> Objective:
Please repeat all of the listing exactly.

# START OF Material supplied

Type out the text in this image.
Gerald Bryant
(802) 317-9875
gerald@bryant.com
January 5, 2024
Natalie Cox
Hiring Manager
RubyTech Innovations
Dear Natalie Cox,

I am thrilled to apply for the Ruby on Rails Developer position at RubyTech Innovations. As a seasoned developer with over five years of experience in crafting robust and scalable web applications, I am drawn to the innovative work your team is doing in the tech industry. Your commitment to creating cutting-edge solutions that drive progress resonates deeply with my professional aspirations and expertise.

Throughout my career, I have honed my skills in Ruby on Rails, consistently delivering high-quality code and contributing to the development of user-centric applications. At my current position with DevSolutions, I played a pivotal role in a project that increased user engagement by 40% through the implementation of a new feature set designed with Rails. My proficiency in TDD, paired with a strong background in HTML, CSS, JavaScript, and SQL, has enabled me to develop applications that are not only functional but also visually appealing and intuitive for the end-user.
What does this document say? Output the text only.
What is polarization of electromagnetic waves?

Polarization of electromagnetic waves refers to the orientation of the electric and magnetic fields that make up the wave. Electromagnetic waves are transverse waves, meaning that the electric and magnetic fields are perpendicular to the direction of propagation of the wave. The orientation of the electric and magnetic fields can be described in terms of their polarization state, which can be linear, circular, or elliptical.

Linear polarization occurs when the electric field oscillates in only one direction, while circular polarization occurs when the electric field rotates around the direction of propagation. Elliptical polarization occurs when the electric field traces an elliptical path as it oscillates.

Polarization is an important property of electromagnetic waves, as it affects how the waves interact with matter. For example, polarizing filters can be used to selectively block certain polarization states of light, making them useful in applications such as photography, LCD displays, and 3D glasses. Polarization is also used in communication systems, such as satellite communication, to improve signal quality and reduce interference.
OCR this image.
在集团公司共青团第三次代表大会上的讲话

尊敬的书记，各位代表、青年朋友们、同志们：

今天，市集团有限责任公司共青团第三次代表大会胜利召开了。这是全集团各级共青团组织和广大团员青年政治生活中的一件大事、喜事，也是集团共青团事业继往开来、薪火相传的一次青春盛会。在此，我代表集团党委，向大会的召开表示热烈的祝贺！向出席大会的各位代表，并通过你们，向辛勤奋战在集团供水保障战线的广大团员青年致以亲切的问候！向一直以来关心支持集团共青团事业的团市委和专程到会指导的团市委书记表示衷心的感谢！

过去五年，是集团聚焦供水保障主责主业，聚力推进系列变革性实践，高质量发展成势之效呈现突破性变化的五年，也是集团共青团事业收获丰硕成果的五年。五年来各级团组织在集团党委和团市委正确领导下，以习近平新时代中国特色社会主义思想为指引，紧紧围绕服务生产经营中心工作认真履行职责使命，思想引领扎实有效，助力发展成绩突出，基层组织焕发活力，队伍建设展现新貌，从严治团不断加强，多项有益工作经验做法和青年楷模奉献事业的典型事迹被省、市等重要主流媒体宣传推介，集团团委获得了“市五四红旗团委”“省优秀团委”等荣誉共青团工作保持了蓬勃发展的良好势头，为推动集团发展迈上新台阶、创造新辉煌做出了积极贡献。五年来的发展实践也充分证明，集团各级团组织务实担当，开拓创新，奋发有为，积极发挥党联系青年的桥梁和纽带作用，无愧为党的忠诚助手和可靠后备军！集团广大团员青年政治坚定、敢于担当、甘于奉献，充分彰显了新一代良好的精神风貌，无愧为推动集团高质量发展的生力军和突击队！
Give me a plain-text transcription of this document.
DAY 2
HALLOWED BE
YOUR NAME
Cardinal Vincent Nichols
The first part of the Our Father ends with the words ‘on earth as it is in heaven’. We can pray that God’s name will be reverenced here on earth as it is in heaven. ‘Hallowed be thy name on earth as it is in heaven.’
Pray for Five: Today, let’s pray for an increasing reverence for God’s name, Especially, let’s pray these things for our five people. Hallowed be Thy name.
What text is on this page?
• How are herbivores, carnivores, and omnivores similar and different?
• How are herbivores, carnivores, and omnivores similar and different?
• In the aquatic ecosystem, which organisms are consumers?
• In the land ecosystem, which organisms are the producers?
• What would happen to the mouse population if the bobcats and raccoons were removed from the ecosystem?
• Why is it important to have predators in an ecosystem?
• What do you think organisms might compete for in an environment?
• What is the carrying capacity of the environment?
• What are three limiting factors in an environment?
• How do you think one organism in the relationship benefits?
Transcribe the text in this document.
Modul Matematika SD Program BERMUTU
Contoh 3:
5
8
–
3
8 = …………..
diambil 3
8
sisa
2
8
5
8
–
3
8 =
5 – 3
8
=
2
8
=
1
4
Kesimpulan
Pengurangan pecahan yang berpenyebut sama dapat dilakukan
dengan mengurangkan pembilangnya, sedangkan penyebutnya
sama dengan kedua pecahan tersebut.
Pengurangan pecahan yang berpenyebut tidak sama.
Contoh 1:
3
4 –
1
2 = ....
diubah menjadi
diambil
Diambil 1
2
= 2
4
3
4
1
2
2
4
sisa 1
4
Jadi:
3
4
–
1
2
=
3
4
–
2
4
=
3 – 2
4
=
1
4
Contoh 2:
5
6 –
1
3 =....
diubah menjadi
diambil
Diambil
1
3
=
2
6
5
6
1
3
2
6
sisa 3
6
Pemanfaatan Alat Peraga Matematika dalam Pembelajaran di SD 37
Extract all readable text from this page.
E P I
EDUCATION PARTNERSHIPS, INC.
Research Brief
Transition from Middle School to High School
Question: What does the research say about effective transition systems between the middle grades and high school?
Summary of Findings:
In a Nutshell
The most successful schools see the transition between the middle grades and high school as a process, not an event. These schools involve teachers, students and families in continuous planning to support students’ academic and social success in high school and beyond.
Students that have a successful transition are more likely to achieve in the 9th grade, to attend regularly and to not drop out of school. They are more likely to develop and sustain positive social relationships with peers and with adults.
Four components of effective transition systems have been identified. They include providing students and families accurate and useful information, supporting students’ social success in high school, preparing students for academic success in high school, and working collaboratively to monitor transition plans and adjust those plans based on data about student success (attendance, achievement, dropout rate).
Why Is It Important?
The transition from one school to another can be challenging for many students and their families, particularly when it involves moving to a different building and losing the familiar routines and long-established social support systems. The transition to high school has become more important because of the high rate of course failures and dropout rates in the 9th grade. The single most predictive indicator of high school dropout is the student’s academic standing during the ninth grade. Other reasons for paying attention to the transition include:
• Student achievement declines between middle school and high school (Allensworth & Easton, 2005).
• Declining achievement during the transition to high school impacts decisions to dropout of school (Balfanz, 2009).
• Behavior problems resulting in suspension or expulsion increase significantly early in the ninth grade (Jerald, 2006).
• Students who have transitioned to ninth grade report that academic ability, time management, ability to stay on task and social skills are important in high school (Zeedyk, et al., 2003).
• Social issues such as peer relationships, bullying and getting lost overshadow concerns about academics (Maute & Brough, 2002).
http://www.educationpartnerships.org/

# END OF Material supplied

> Right answer:
Type out the text in this image.
Gerald Bryant
(802) 317-9875
gerald@bryant.com
January 5, 2024
Natalie Cox
Hiring Manager
RubyTech Innovations
Dear Natalie Cox,

I am thrilled to apply for the Ruby on Rails Developer position at RubyTech Innovations. As a seasoned developer with over five years of experience in crafting robust and scalable web applications, I am drawn to the innovative work your team is doing in the tech industry. Your commitment to creating cutting-edge solutions that drive progress resonates deeply with my professional aspirations and expertise.

Throughout my career, I have honed my skills in Ruby on Rails, consistently delivering high-quality code and contributing to the development of user-centric applications. At my current position with DevSolutions, I played a pivotal role in a project that increased user engagement by 40% through the implementation of a new feature set designed with Rails. My proficiency in TDD, paired with a strong background in HTML, CSS, JavaScript, and SQL, has enabled me to develop applications that are not only functional but also visually appealing and intuitive for the end-user.
What does this document say? Output the text only.
What is polarization of electromagnetic waves?

Polarization of electromagnetic waves refers to the orientation of the electric and magnetic fields that make up the wave. Electromagnetic waves are transverse waves, meaning that the electric and magnetic fields are perpendicular to the direction of propagation of the wave. The orientation of the electric and magnetic fields can be described in terms of their polarization state, which can be linear, circular, or elliptical.

Linear polarization occurs when the electric field oscillates in only one direction, while circular polarization occurs when the electric field rotates around the direction of propagation. Elliptical polarization occurs when the electric field traces an elliptical path as it oscillates.

Polarization is an important property of electromagnetic waves, as it affects how the waves interact with matter. For example, polarizing filters can be used to selectively block certain polarization states of light, making them useful in applications such as photography, LCD displays, and 3D glasses. Polarization is also used in communication systems, such as satellite communication, to improve signal quality and reduce interference.
OCR this image.
在集团公司共青团第三次代表大会上的讲话

尊敬的书记，各位代表、青年朋友们、同志们：

今天，市集团有限责任公司共青团第三次代表大会胜利召开了。这是全集团各级共青团组织和广大团员青年政治生活中的一件大事、喜事，也是集团共青团事业继往开来、薪火相传的一次青春盛会。在此，我代表集团党委，向大会的召开表示热烈的祝贺！向出席大会的各位代表，并通过你们，向辛勤奋战在集团供水保障战线的广大团员青年致以亲切的问候！向一直以来关心支持集团共青团事业的团市委和专程到会指导的团市委书记表示衷心的感谢！

过去五年，是集团聚焦供水保障主责主业，聚力推进系列变革性实践，高质量发展成势之效呈现突破性变化的五年，也是集团共青团事业收获丰硕成果的五年。五年来各级团组织在集团党委和团市委正确领导下，以习近平新时代中国特色社会主义思想为指引，紧紧围绕服务生产经营中心工作认真履行职责使命，思想引领扎实有效，助力发展成绩突出，基层组织焕发活力，队伍建设展现新貌，从严治团不断加强，多项有益工作经验做法和青年楷模奉献事业的典型事迹被省、市等重要主流媒体宣传推介，集团团委获得了“市五四红旗团委”“省优秀团委”等荣誉共青团工作保持了蓬勃发展的良好势头，为推动集团发展迈上新台阶、创造新辉煌做出了积极贡献。五年来的发展实践也充分证明，集团各级团组织务实担当，开拓创新，奋发有为，积极发挥党联系青年的桥梁和纽带作用，无愧为党的忠诚助手和可靠后备军！集团广大团员青年政治坚定、敢于担当、甘于奉献，充分彰显了新一代良好的精神风貌，无愧为推动集团高质量发展的生力军和突击队！
Give me a plain-text transcription of this document.
DAY 2
HALLOWED BE
YOUR NAME
Cardinal Vincent Nichols
The first part of the Our Father ends with the words ‘on earth as it is in heaven’. We can pray that God’s name will be reverenced here on earth as it is in heaven. ‘Hallowed be thy name on earth as it is in heaven.’
Pray for Five: Today, let’s pray for an increasing reverence for God’s name, Especially, let’s pray these things for our five people. Hallowed be Thy name.
What text is on this page?
• How are herbivores, carnivores, and omnivores similar and different?
• How are herbivores, carnivores, and omnivores similar and different?
• In the aquatic ecosystem, which organisms are consumers?
• In the land ecosystem, which organisms are the producers?
• What would happen to the mouse population if the bobcats and raccoons were removed from the ecosystem?
• Why is it important to have predators in an ecosystem?
• What do you think organisms might compete for in an environment?
• What is the carrying capacity of the environment?
• What are three limiting factors in an environment?
• How do you think one organism in the relationship benefits?
Transcribe the text in this document.
Modul Matematika SD Program BERMUTU
Contoh 3:
5
8
–
3
8 = …………..
diambil 3
8
sisa
2
8
5
8
–
3
8 =
5 – 3
8
=
2
8
=
1
4
Kesimpulan
Pengurangan pecahan yang berpenyebut sama dapat dilakukan
dengan mengurangkan pembilangnya, sedangkan penyebutnya
sama dengan kedua pecahan tersebut.
Pengurangan pecahan yang berpenyebut tidak sama.
Contoh 1:
3
4 –
1
2 = ....
diubah menjadi
diambil
Diambil 1
2
= 2
4
3
4
1
2
2
4
sisa 1
4
Jadi:
3
4
–
1
2
=
3
4
–
2
4
=
3 – 2
4
=
1
4
Contoh 2:
5
6 –
1
3 =....
diubah menjadi
diambil
Diambil
1
3
=
2
6
5
6
1
3
2
6
sisa 3
6
Pemanfaatan Alat Peraga Matematika dalam Pembelajaran di SD 37
Extract all readable text from this page.
E P I
EDUCATION PARTNERSHIPS, INC.
Research Brief
Transition from Middle School to High School
Question: What does the research say about effective transition systems between the middle grades and high school?
Summary of Findings:
In a Nutshell
The most successful schools see the transition between the middle grades and high school as a process, not an event. These schools involve teachers, students and families in continuous planning to support students’ academic and social success in high school and beyond.
Students that have a successful transition are more likely to achieve in the 9th grade, to attend regularly and to not drop out of school. They are more likely to develop and sustain positive social relationships with peers and with adults.
Four components of effective transition systems have been identified. They include providing students and families accurate and useful information, supporting students’ social success in high school, preparing students for academic success in high school, and working collaboratively to monitor transition plans and adjust those plans based on data about student success (attendance, achievement, dropout rate).
Why Is It Important?
The transition from one school to another can be challenging for many students and their families, particularly when it involves moving to a different building and losing the familiar routines and long-established social support systems. The transition to high school has become more important because of the high rate of course failures and dropout rates in the 9th grade. The single most predictive indicator of high school dropout is the student’s academic standing during the ninth grade. Other reasons for paying attention to the transition include:
• Student achievement declines between middle school and high school (Allensworth & Easton, 2005).
• Declining achievement during the transition to high school impacts decisions to dropout of school (Balfanz, 2009).
• Behavior problems resulting in suspension or expulsion increase significantly early in the ninth grade (Jerald, 2006).
• Students who have transitioned to ninth grade report that academic ability, time management, ability to stay on task and social skills are important in high school (Zeedyk, et al., 2003).
• Social issues such as peer relationships, bullying and getting lost overshadow concerns about academics (Maute & Brough, 2002).
http://www.educationpartnerships.org/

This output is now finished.